** BEGIN **
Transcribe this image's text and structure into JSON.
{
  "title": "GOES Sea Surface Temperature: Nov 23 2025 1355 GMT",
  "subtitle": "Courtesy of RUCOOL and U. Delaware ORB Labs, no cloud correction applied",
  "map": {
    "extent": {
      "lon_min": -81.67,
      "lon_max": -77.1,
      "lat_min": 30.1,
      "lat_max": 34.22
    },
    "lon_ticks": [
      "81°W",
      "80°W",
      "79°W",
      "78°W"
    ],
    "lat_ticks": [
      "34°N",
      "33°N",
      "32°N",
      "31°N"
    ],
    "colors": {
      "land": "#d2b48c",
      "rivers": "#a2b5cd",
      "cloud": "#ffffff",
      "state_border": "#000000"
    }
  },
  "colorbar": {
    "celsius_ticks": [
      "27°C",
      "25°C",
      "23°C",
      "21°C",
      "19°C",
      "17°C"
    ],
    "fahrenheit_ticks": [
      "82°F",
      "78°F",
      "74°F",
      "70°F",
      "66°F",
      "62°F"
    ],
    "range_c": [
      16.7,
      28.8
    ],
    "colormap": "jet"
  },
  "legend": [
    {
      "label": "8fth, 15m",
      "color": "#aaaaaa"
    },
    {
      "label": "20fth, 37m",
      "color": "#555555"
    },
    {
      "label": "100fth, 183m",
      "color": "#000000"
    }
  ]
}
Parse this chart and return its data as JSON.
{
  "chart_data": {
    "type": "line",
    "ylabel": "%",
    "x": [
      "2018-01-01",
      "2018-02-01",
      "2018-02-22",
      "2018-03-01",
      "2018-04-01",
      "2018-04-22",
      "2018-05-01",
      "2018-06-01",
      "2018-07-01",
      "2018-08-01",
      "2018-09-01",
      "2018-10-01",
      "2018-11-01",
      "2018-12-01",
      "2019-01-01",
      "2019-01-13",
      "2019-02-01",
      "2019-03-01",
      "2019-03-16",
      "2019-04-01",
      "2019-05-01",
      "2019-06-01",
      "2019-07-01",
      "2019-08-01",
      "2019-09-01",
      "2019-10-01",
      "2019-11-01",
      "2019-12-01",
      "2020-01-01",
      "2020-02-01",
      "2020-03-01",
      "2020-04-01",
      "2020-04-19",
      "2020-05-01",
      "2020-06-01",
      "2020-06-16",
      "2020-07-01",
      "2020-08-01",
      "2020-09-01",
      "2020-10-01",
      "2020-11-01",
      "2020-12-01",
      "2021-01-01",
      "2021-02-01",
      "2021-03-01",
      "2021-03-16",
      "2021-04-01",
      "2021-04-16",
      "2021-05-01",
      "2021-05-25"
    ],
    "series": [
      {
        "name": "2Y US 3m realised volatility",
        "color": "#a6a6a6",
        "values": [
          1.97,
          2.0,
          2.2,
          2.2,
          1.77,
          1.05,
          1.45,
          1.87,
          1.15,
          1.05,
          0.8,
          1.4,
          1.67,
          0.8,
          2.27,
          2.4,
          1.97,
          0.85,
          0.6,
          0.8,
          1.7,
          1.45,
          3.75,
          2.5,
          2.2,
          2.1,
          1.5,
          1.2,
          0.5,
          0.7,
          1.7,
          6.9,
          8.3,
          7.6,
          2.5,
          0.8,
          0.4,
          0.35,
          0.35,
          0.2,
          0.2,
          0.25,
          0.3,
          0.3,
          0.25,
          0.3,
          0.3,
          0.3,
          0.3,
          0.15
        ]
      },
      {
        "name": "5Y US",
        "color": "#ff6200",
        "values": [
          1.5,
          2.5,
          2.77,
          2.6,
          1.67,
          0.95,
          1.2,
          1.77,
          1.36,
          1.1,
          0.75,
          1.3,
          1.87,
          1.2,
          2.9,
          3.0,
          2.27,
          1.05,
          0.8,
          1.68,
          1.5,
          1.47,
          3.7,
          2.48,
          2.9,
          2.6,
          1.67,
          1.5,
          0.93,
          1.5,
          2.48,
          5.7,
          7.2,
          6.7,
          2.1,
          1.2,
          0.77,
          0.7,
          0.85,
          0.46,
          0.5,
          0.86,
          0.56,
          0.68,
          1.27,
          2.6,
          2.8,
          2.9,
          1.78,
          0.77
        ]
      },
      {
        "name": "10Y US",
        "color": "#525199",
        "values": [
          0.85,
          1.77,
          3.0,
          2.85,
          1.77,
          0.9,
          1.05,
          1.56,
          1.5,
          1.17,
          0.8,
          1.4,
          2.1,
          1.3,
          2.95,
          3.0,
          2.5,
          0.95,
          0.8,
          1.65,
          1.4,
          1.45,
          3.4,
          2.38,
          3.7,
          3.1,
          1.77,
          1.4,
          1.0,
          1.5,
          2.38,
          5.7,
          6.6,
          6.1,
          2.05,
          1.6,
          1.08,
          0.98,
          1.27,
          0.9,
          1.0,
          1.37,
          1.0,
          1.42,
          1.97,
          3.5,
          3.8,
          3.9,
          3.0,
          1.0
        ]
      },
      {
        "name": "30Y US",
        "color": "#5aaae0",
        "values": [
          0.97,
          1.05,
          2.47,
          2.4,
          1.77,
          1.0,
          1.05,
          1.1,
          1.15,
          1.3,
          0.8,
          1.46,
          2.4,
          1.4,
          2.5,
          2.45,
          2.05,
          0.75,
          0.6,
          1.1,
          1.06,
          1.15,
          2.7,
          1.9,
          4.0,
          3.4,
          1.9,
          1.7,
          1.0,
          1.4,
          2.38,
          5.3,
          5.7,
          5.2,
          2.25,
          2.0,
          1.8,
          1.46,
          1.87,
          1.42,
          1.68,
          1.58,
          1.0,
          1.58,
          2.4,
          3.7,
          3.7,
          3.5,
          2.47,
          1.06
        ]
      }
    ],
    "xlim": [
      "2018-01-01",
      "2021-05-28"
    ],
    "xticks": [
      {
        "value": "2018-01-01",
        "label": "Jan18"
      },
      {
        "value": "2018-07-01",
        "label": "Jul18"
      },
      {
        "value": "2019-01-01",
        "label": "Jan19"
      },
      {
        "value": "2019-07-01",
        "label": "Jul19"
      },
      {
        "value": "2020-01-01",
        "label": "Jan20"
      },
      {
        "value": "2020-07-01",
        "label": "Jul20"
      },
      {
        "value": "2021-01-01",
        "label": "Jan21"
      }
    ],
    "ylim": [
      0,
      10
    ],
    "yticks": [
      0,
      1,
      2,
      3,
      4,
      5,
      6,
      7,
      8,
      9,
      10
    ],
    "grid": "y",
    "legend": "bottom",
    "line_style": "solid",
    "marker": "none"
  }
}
** END **
Output all of the data above without any alteration.

• _TASK OUTPUT_:
Transcribe this image's text and structure into JSON.
{
  "title": "GOES Sea Surface Temperature: Nov 23 2025 1355 GMT",
  "subtitle": "Courtesy of RUCOOL and U. Delaware ORB Labs, no cloud correction applied",
  "map": {
    "extent": {
      "lon_min": -81.67,
      "lon_max": -77.1,
      "lat_min": 30.1,
      "lat_max": 34.22
    },
    "lon_ticks": [
      "81°W",
      "80°W",
      "79°W",
      "78°W"
    ],
    "lat_ticks": [
      "34°N",
      "33°N",
      "32°N",
      "31°N"
    ],
    "colors": {
      "land": "#d2b48c",
      "rivers": "#a2b5cd",
      "cloud": "#ffffff",
      "state_border": "#000000"
    }
  },
  "colorbar": {
    "celsius_ticks": [
      "27°C",
      "25°C",
      "23°C",
      "21°C",
      "19°C",
      "17°C"
    ],
    "fahrenheit_ticks": [
      "82°F",
      "78°F",
      "74°F",
      "70°F",
      "66°F",
      "62°F"
    ],
    "range_c": [
      16.7,
      28.8
    ],
    "colormap": "jet"
  },
  "legend": [
    {
      "label": "8fth, 15m",
      "color": "#aaaaaa"
    },
    {
      "label": "20fth, 37m",
      "color": "#555555"
    },
    {
      "label": "100fth, 183m",
      "color": "#000000"
    }
  ]
}
Parse this chart and return its data as JSON.
{
  "chart_data": {
    "type": "line",
    "ylabel": "%",
    "x": [
      "2018-01-01",
      "2018-02-01",
      "2018-02-22",
      "2018-03-01",
      "2018-04-01",
      "2018-04-22",
      "2018-05-01",
      "2018-06-01",
      "2018-07-01",
      "2018-08-01",
      "2018-09-01",
      "2018-10-01",
      "2018-11-01",
      "2018-12-01",
      "2019-01-01",
      "2019-01-13",
      "2019-02-01",
      "2019-03-01",
      "2019-03-16",
      "2019-04-01",
      "2019-05-01",
      "2019-06-01",
      "2019-07-01",
      "2019-08-01",
      "2019-09-01",
      "2019-10-01",
      "2019-11-01",
      "2019-12-01",
      "2020-01-01",
      "2020-02-01",
      "2020-03-01",
      "2020-04-01",
      "2020-04-19",
      "2020-05-01",
      "2020-06-01",
      "2020-06-16",
      "2020-07-01",
      "2020-08-01",
      "2020-09-01",
      "2020-10-01",
      "2020-11-01",
      "2020-12-01",
      "2021-01-01",
      "2021-02-01",
      "2021-03-01",
      "2021-03-16",
      "2021-04-01",
      "2021-04-16",
      "2021-05-01",
      "2021-05-25"
    ],
    "series": [
      {
        "name": "2Y US 3m realised volatility",
        "color": "#a6a6a6",
        "values": [
          1.97,
          2.0,
          2.2,
          2.2,
          1.77,
          1.05,
          1.45,
          1.87,
          1.15,
          1.05,
          0.8,
          1.4,
          1.67,
          0.8,
          2.27,
          2.4,
          1.97,
          0.85,
          0.6,
          0.8,
          1.7,
          1.45,
          3.75,
          2.5,
          2.2,
          2.1,
          1.5,
          1.2,
          0.5,
          0.7,
          1.7,
          6.9,
          8.3,
          7.6,
          2.5,
          0.8,
          0.4,
          0.35,
          0.35,
          0.2,
          0.2,
          0.25,
          0.3,
          0.3,
          0.25,
          0.3,
          0.3,
          0.3,
          0.3,
          0.15
        ]
      },
      {
        "name": "5Y US",
        "color": "#ff6200",
        "values": [
          1.5,
          2.5,
          2.77,
          2.6,
          1.67,
          0.95,
          1.2,
          1.77,
          1.36,
          1.1,
          0.75,
          1.3,
          1.87,
          1.2,
          2.9,
          3.0,
          2.27,
          1.05,
          0.8,
          1.68,
          1.5,
          1.47,
          3.7,
          2.48,
          2.9,
          2.6,
          1.67,
          1.5,
          0.93,
          1.5,
          2.48,
          5.7,
          7.2,
          6.7,
          2.1,
          1.2,
          0.77,
          0.7,
          0.85,
          0.46,
          0.5,
          0.86,
          0.56,
          0.68,
          1.27,
          2.6,
          2.8,
          2.9,
          1.78,
          0.77
        ]
      },
      {
        "name": "10Y US",
        "color": "#525199",
        "values": [
          0.85,
          1.77,
          3.0,
          2.85,
          1.77,
          0.9,
          1.05,
          1.56,
          1.5,
          1.17,
          0.8,
          1.4,
          2.1,
          1.3,
          2.95,
          3.0,
          2.5,
          0.95,
          0.8,
          1.65,
          1.4,
          1.45,
          3.4,
          2.38,
          3.7,
          3.1,
          1.77,
          1.4,
          1.0,
          1.5,
          2.38,
          5.7,
          6.6,
          6.1,
          2.05,
          1.6,
          1.08,
          0.98,
          1.27,
          0.9,
          1.0,
          1.37,
          1.0,
          1.42,
          1.97,
          3.5,
          3.8,
          3.9,
          3.0,
          1.0
        ]
      },
      {
        "name": "30Y US",
        "color": "#5aaae0",
        "values": [
          0.97,
          1.05,
          2.47,
          2.4,
          1.77,
          1.0,
          1.05,
          1.1,
          1.15,
          1.3,
          0.8,
          1.46,
          2.4,
          1.4,
          2.5,
          2.45,
          2.05,
          0.75,
          0.6,
          1.1,
          1.06,
          1.15,
          2.7,
          1.9,
          4.0,
          3.4,
          1.9,
          1.7,
          1.0,
          1.4,
          2.38,
          5.3,
          5.7,
          5.2,
          2.25,
          2.0,
          1.8,
          1.46,
          1.87,
          1.42,
          1.68,
          1.58,
          1.0,
          1.58,
          2.4,
          3.7,
          3.7,
          3.5,
          2.47,
          1.06
        ]
      }
    ],
    "xlim": [
      "2018-01-01",
      "2021-05-28"
    ],
    "xticks": [
      {
        "value": "2018-01-01",
        "label": "Jan18"
      },
      {
        "value": "2018-07-01",
        "label": "Jul18"
      },
      {
        "value": "2019-01-01",
        "label": "Jan19"
      },
      {
        "value": "2019-07-01",
        "label": "Jul19"
      },
      {
        "value": "2020-01-01",
        "label": "Jan20"
      },
      {
        "value": "2020-07-01",
        "label": "Jul20"
      },
      {
        "value": "2021-01-01",
        "label": "Jan21"
      }
    ],
    "ylim": [
      0,
      10
    ],
    "yticks": [
      0,
      1,
      2,
      3,
      4,
      5,
      6,
      7,
      8,
      9,
      10
    ],
    "grid": "y",
    "legend": "bottom",
    "line_style": "solid",
    "marker": "none"
  }
}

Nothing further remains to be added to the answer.